### To be done
Edit the listing from the line with "Patent image size: (752, 845)." to the line with "The heat-exchanger prototype", replacing "modification" with "variant" and leaving everything else unchanged.

### Raw records

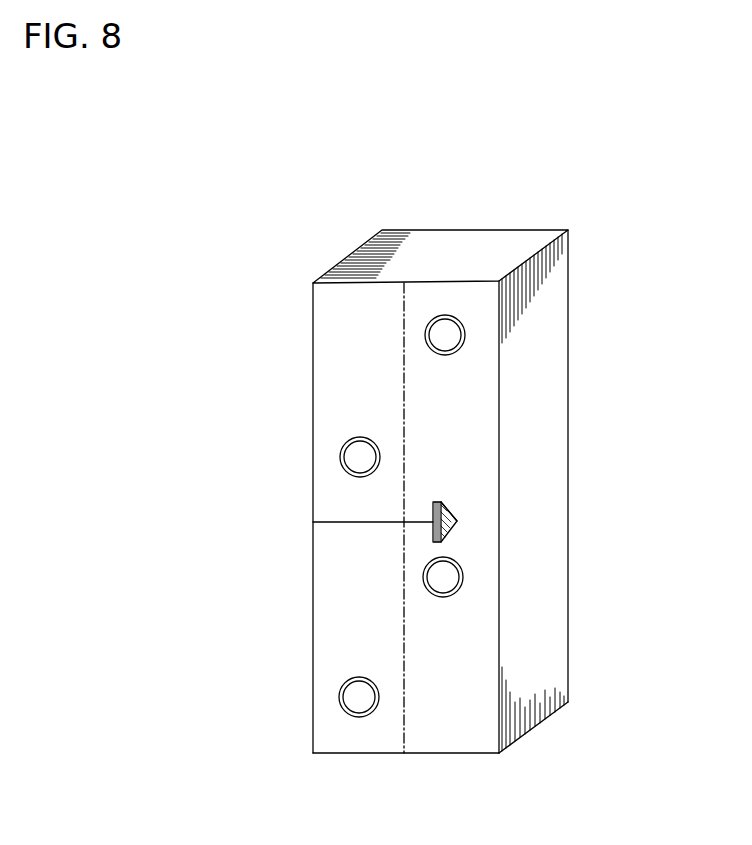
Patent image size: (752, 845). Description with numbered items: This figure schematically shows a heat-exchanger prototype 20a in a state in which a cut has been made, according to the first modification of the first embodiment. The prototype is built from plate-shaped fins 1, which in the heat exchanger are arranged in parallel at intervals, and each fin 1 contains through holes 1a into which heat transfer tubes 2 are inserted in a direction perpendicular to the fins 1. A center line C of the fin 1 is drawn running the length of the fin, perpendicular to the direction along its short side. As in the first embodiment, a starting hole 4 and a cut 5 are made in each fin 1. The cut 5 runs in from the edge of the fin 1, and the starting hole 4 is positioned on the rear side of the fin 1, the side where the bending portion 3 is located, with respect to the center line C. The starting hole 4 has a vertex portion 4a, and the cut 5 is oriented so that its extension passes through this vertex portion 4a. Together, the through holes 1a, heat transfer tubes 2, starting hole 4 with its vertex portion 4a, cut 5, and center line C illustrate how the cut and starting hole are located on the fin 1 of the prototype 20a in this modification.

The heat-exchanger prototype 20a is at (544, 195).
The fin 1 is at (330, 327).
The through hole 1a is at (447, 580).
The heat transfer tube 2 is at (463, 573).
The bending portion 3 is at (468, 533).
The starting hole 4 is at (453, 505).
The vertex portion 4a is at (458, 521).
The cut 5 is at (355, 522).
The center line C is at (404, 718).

---

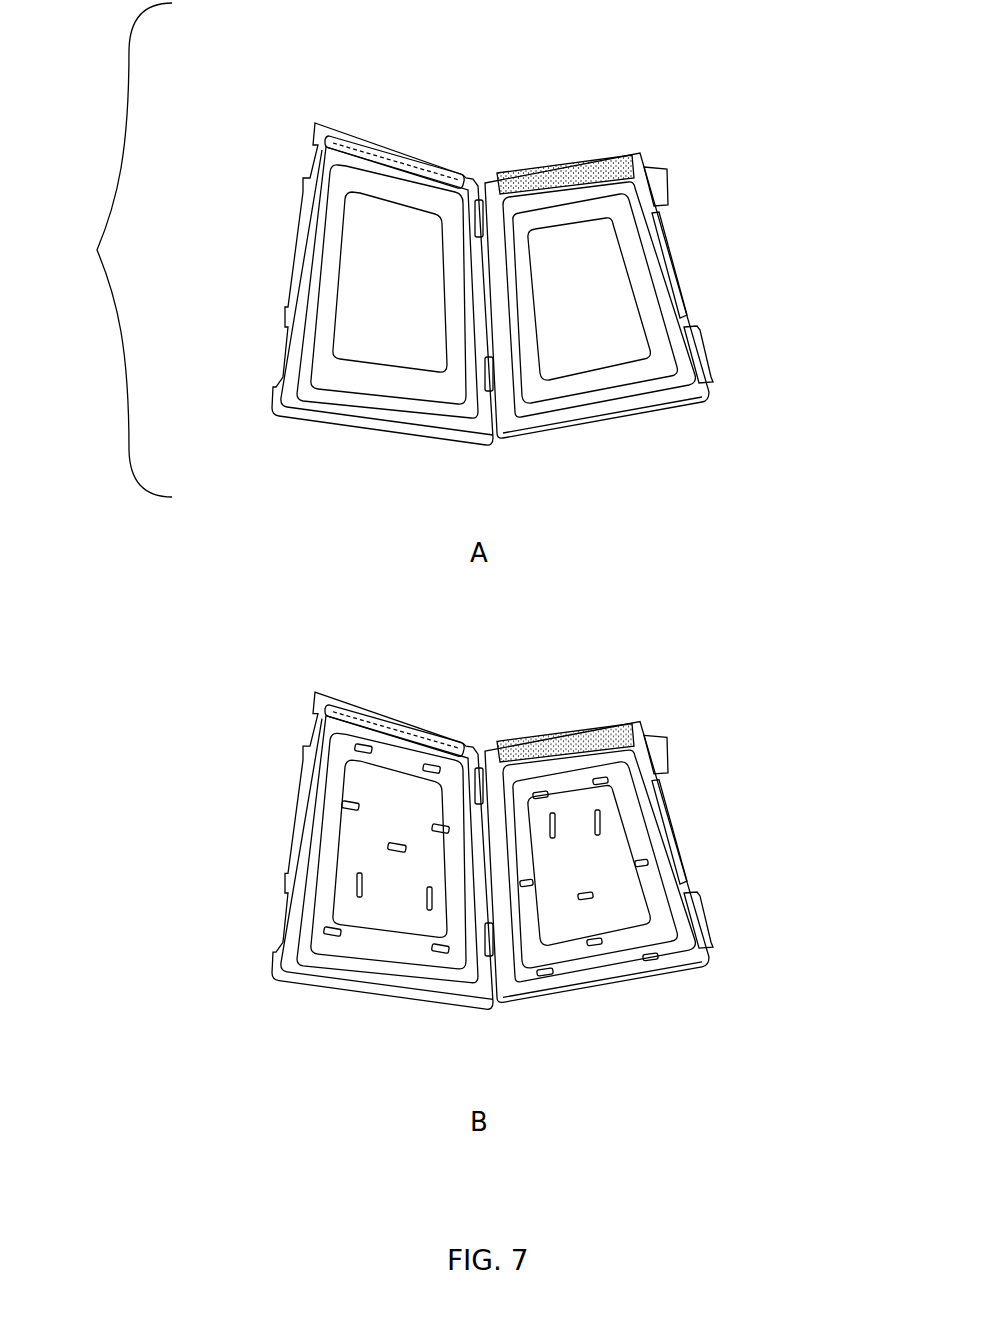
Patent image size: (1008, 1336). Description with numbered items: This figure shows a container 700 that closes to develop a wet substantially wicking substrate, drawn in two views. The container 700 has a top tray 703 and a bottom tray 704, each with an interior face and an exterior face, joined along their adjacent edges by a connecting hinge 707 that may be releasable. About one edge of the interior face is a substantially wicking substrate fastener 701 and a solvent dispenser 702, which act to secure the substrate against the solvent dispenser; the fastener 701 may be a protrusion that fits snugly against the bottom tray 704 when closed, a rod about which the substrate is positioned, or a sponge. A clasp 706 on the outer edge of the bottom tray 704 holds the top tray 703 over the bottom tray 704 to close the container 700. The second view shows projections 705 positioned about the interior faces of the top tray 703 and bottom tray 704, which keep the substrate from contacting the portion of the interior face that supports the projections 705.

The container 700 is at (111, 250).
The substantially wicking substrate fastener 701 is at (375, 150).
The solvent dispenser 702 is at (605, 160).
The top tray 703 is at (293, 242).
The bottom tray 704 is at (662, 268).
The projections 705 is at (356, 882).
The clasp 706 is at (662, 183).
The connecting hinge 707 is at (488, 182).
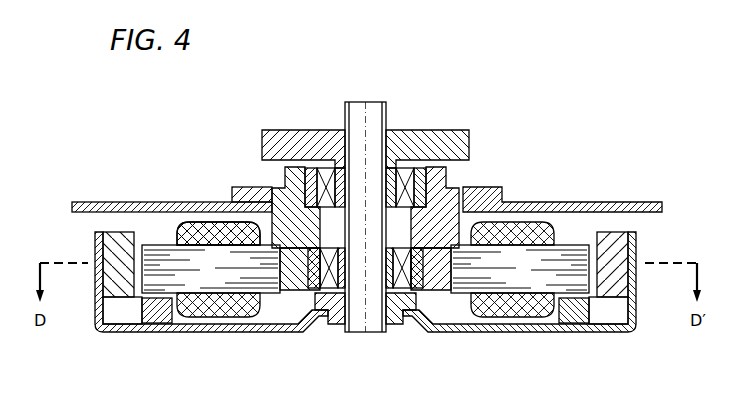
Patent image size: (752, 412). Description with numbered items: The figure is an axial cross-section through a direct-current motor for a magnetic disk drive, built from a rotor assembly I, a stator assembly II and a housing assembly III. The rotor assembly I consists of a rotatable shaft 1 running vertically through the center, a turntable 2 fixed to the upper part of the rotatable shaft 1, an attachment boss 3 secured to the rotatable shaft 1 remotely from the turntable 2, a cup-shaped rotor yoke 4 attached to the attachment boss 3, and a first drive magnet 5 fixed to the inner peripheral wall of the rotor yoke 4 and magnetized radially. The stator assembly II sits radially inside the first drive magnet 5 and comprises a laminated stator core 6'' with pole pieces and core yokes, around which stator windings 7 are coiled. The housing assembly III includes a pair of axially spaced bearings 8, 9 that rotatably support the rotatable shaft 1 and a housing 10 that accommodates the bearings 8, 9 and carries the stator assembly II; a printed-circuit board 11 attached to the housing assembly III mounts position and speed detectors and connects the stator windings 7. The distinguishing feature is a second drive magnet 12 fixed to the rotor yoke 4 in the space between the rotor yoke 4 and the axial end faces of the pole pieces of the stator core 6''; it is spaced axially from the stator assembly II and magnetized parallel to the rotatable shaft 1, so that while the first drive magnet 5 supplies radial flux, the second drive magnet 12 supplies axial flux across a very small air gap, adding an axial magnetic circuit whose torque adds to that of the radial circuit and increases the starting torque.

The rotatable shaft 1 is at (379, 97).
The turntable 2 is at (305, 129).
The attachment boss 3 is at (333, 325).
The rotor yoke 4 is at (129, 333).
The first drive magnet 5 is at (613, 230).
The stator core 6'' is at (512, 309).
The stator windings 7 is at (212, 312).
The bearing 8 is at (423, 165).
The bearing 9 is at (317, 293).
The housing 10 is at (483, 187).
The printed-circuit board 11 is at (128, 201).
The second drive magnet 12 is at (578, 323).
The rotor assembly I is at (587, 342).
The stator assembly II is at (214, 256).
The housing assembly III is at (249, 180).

* * *

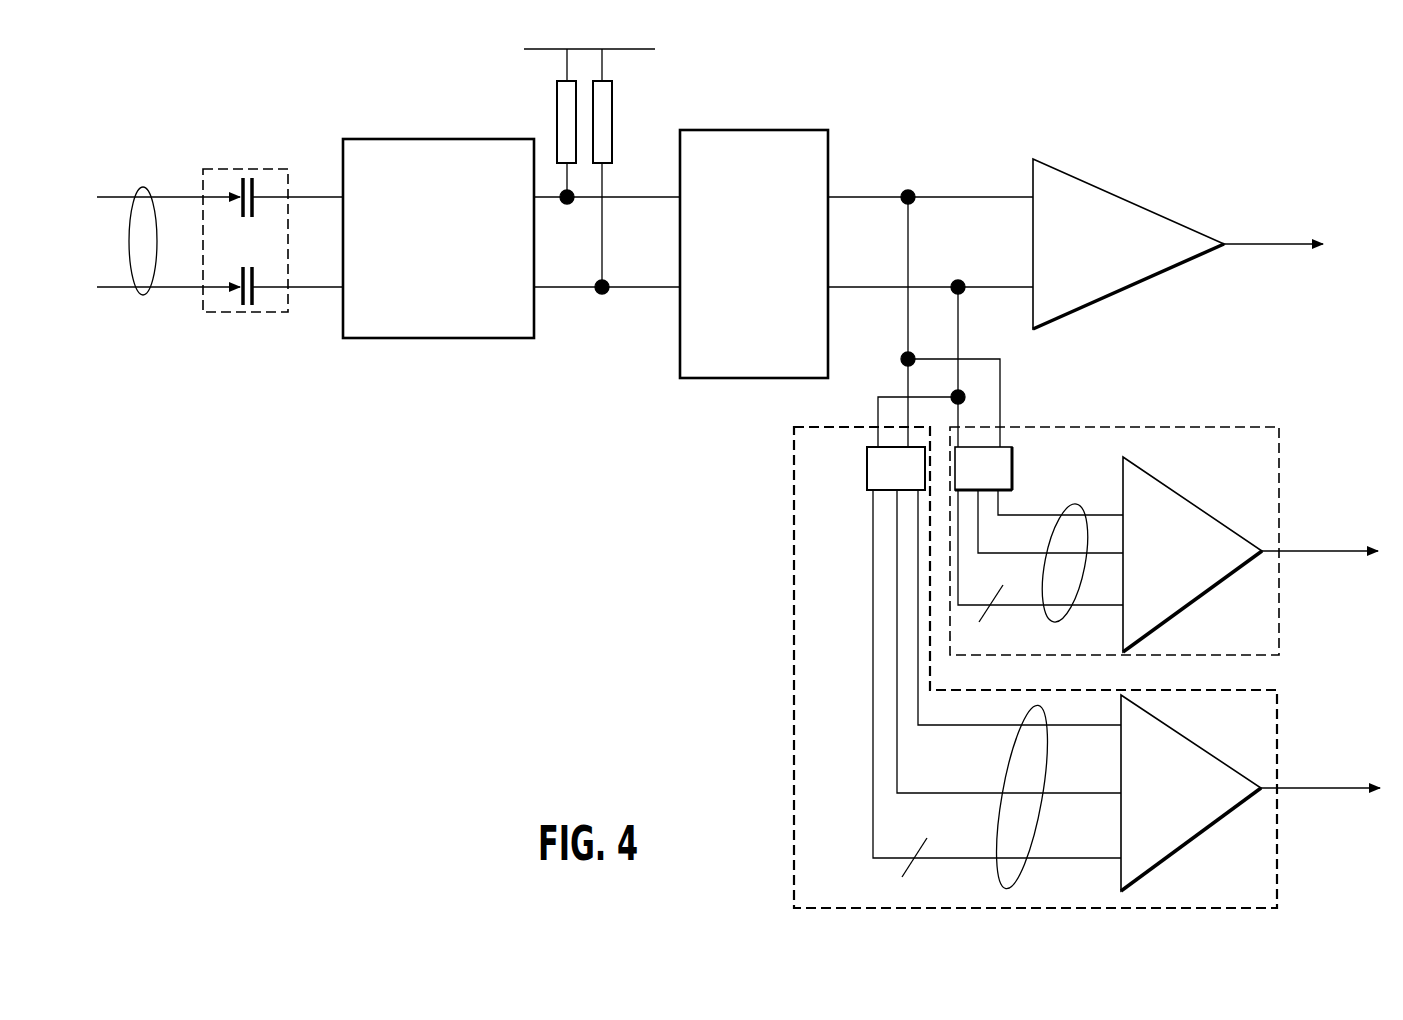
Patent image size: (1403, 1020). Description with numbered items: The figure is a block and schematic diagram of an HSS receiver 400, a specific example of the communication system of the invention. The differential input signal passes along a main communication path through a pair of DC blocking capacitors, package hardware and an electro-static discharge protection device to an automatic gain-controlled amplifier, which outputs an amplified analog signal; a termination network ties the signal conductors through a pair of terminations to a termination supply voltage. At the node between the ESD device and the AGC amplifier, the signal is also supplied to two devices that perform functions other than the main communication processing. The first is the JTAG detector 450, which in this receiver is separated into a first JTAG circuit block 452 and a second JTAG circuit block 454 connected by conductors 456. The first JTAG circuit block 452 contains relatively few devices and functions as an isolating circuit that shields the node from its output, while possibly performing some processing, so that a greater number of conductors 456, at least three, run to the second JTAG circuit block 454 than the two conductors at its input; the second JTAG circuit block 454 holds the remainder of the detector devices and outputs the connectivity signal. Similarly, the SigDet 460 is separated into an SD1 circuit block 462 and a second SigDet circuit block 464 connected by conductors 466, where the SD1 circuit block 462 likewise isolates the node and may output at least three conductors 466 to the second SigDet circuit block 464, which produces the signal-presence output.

### Final result
Patent image size: (752, 845). Description with numbered items: This figure schematically shows a heat-exchanger prototype 20a in a state in which a cut has been made, according to the first variant of the first embodiment. The prototype is built from plate-shaped fins 1, which in the heat exchanger are arranged in parallel at intervals, and each fin 1 contains through holes 1a into which heat transfer tubes 2 are inserted in a direction perpendicular to the fins 1. A center line C of the fin 1 is drawn running the length of the fin, perpendicular to the direction along its short side. As in the first embodiment, a starting hole 4 and a cut 5 are made in each fin 1. The cut 5 runs in from the edge of the fin 1, and the starting hole 4 is positioned on the rear side of the fin 1, the side where the bending portion 3 is located, with respect to the center line C. The starting hole 4 has a vertex portion 4a, and the cut 5 is oriented so that its extension passes through this vertex portion 4a. Together, the through holes 1a, heat transfer tubes 2, starting hole 4 with its vertex portion 4a, cut 5, and center line C illustrate how the cut and starting hole are located on the fin 1 of the prototype 20a in this variant.

The heat-exchanger prototype 20a is at (544, 195).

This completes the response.